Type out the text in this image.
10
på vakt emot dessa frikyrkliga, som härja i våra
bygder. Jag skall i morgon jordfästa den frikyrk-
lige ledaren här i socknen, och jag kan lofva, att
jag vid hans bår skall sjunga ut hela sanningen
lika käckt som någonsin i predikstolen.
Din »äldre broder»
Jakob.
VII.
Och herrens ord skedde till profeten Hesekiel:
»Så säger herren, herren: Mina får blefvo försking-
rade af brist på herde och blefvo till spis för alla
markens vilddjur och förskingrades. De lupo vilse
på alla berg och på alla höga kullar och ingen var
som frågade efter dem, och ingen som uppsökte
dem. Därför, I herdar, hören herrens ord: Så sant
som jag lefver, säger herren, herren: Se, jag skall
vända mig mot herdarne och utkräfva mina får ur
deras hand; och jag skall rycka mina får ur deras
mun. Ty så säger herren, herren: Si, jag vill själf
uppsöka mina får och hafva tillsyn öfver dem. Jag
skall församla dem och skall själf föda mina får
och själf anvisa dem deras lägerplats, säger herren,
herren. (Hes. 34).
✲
◇ ◇ ◇ ◇ ◇ ◇ ◇
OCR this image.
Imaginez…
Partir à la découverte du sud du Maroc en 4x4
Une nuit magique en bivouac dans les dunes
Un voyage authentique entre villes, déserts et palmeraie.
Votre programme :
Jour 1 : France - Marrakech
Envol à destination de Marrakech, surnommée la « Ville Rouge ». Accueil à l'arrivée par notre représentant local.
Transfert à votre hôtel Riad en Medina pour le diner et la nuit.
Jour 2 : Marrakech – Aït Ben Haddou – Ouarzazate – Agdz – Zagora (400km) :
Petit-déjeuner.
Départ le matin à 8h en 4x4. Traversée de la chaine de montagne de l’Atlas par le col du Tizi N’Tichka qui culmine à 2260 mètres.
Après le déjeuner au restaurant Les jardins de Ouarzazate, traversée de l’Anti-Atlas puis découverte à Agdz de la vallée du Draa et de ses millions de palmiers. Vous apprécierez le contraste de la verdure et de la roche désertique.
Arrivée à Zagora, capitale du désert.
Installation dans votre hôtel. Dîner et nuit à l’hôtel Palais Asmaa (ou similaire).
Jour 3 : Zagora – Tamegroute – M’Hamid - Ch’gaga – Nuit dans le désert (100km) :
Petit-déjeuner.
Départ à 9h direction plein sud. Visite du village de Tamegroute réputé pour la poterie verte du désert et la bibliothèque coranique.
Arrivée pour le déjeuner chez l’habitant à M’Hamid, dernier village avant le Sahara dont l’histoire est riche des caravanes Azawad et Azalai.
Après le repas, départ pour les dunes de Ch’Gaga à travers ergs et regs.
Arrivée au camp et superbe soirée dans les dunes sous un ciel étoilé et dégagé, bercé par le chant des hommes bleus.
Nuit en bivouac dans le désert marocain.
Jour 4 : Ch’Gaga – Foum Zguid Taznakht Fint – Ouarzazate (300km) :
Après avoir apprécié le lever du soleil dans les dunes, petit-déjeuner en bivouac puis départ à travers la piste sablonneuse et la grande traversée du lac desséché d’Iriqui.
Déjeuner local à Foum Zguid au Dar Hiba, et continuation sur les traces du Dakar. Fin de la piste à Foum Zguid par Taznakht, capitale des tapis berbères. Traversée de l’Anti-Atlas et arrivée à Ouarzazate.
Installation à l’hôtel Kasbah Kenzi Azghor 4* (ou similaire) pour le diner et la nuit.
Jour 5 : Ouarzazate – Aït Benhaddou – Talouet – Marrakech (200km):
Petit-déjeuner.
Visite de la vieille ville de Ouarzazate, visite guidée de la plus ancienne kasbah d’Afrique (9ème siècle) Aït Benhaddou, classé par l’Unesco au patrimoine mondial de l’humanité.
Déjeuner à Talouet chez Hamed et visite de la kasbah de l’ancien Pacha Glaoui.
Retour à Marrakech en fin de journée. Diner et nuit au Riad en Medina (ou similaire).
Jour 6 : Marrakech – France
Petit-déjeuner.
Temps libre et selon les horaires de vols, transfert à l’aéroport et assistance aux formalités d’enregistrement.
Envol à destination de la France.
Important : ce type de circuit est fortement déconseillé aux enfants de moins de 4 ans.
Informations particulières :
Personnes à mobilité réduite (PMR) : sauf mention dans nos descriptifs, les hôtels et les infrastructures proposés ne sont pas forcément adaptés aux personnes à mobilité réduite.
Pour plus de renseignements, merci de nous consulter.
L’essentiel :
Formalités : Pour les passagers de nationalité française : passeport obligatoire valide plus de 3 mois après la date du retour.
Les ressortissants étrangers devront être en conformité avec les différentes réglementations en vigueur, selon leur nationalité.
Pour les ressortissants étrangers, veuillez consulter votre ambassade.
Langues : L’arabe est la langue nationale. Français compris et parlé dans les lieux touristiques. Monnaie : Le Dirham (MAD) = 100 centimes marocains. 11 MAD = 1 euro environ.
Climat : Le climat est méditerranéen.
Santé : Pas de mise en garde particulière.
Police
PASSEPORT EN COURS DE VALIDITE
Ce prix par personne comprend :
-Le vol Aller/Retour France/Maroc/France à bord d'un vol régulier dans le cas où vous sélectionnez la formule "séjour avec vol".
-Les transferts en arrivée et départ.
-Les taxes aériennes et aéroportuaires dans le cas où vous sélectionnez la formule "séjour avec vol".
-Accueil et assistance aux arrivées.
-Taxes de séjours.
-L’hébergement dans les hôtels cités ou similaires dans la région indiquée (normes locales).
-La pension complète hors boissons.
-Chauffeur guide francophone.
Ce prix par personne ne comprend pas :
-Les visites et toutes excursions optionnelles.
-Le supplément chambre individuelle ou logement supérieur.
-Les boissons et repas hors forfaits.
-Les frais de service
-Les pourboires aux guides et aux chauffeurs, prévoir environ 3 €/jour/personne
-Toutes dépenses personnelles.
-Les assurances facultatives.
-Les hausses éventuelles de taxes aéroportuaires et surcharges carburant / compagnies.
◇ ◇ ◇ ◇ ◇ ◇ ◇
■ Written instruction
What is the number of lines in the listing that contain the string "Foum"? Reply with that number alone.

■ Output for this task
2